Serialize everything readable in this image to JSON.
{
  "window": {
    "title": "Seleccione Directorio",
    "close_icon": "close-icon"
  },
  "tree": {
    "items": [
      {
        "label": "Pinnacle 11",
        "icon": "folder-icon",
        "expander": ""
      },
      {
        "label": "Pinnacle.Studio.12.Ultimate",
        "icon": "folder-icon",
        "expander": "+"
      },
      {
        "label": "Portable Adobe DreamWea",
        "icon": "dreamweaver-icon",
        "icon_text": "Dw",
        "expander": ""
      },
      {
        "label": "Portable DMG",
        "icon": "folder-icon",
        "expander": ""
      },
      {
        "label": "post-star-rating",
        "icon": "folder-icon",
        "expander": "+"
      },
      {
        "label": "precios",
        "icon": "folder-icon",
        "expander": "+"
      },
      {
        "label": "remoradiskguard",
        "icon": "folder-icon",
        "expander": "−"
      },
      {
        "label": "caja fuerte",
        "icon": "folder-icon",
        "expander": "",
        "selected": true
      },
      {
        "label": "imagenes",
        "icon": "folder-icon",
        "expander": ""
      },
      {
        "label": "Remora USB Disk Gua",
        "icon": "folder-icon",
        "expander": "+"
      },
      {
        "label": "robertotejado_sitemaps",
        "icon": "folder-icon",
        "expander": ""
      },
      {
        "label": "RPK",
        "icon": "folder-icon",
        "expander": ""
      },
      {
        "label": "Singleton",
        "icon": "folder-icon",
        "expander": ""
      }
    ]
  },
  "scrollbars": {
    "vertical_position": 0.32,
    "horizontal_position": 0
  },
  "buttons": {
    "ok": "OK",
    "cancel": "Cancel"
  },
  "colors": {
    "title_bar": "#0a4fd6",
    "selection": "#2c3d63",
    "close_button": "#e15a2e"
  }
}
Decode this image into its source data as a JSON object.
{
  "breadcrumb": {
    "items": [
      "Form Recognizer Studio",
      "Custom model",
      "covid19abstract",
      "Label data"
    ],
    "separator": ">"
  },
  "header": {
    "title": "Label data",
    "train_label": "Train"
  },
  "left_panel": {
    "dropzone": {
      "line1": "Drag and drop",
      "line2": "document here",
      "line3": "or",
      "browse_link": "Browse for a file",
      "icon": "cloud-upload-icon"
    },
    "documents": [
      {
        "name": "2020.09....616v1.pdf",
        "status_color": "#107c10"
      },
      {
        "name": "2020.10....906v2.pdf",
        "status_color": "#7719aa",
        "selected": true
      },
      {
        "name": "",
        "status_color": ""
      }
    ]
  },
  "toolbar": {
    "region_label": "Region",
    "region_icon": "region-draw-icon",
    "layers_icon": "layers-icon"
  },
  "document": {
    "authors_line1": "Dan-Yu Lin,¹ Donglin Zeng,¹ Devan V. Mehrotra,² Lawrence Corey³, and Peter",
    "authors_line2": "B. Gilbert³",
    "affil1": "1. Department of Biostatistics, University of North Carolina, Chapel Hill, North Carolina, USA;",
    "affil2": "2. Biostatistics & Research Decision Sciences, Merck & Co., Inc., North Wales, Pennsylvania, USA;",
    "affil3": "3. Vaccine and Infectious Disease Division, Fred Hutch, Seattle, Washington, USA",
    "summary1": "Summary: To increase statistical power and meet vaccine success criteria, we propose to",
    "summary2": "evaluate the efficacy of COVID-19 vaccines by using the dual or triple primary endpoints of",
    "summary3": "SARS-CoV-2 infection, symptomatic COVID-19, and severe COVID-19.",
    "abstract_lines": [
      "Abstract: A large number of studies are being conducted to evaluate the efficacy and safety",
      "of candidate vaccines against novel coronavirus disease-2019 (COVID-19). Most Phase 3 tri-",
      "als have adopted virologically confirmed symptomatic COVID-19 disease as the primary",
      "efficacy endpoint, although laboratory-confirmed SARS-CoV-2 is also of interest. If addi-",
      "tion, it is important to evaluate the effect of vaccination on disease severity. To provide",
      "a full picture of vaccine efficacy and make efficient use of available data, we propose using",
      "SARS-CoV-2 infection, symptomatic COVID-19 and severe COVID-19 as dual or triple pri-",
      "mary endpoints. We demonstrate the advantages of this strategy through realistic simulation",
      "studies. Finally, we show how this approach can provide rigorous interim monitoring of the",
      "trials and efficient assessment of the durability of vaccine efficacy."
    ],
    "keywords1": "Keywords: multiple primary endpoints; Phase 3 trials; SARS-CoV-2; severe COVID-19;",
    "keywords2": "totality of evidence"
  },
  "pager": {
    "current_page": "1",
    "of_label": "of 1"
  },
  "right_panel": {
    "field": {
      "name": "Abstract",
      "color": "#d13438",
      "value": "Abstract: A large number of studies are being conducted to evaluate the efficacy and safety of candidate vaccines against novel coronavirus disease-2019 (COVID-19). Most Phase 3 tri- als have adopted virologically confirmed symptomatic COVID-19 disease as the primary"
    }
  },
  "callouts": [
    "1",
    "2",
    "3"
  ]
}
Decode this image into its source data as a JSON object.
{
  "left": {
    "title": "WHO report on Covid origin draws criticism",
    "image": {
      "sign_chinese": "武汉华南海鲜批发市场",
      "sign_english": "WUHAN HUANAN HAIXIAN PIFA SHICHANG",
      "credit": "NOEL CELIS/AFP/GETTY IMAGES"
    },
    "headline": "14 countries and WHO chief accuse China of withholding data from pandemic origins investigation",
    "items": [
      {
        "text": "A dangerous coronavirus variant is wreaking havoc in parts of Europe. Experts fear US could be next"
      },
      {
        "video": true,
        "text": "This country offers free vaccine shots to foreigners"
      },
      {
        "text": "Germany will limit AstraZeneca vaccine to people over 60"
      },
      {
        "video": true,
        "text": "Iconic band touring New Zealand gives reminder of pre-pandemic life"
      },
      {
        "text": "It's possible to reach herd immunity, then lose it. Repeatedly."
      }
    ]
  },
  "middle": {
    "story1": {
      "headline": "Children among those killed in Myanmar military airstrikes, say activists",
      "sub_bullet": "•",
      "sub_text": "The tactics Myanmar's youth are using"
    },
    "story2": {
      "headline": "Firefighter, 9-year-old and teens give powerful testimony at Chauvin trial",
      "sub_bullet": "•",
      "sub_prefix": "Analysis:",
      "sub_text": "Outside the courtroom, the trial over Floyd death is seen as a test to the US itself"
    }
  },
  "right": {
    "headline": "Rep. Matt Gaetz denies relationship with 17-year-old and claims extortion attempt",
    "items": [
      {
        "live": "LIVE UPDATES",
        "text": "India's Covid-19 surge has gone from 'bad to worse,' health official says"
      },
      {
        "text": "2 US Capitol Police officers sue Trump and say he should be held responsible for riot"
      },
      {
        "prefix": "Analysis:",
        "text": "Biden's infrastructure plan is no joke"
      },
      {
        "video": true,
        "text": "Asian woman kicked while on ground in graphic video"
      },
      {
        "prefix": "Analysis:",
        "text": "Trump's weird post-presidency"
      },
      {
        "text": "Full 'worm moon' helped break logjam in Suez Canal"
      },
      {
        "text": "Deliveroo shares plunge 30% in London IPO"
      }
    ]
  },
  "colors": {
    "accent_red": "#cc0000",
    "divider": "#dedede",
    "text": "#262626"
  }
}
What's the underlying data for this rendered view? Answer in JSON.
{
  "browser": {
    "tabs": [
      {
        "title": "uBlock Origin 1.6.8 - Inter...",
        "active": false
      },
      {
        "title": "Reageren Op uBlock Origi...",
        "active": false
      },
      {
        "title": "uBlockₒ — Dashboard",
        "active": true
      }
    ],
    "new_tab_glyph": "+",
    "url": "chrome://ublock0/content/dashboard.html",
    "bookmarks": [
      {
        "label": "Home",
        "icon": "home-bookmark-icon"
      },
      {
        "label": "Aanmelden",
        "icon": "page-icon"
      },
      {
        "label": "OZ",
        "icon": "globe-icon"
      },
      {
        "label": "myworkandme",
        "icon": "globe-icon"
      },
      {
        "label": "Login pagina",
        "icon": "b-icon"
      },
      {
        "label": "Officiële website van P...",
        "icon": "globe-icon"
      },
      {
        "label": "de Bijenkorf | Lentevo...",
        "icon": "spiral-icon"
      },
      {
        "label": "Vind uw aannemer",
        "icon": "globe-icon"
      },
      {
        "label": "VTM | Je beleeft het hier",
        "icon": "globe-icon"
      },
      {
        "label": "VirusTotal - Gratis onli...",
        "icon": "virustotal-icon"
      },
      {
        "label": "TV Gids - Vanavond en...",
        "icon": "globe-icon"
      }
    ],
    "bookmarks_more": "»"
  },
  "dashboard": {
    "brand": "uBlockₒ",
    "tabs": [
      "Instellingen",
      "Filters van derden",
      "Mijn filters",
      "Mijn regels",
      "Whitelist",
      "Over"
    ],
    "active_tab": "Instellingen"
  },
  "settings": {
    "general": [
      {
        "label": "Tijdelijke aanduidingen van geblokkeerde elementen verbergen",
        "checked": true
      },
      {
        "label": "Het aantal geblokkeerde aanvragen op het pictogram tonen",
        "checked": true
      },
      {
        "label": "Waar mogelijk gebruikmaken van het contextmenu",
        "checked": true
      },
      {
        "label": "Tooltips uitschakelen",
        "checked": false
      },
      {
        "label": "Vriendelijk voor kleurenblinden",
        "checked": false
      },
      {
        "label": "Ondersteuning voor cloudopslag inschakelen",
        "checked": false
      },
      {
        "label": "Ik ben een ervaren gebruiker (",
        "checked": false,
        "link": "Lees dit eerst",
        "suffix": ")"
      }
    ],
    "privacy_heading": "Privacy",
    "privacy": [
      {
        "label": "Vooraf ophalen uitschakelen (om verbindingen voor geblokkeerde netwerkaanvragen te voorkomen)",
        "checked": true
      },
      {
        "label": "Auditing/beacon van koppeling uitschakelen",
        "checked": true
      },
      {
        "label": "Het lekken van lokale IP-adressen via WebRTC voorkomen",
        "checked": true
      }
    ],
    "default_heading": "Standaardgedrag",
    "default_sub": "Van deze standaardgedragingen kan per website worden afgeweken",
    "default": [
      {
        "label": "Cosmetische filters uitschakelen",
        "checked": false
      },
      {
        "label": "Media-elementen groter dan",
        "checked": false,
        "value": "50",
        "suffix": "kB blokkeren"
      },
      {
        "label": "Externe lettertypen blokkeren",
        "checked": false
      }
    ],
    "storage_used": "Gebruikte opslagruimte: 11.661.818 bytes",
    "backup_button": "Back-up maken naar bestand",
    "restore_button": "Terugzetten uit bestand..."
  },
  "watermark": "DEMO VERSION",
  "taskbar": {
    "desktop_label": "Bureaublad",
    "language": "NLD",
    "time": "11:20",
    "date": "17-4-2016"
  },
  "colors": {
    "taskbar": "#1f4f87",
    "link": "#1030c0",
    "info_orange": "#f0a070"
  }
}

⁂

_Problem to solve_.
Check every line above for the string "endpoints" and copy those that have it.

_Response for this exercise_.
    "summary2": "evaluate the efficacy of COVID-19 vaccines by using the dual or triple primary endpoints of",
      "mary endpoints. We demonstrate the advantages of this strategy through realistic simulation",
    "keywords1": "Keywords: multiple primary endpoints; Phase 3 trials; SARS-CoV-2; severe COVID-19;",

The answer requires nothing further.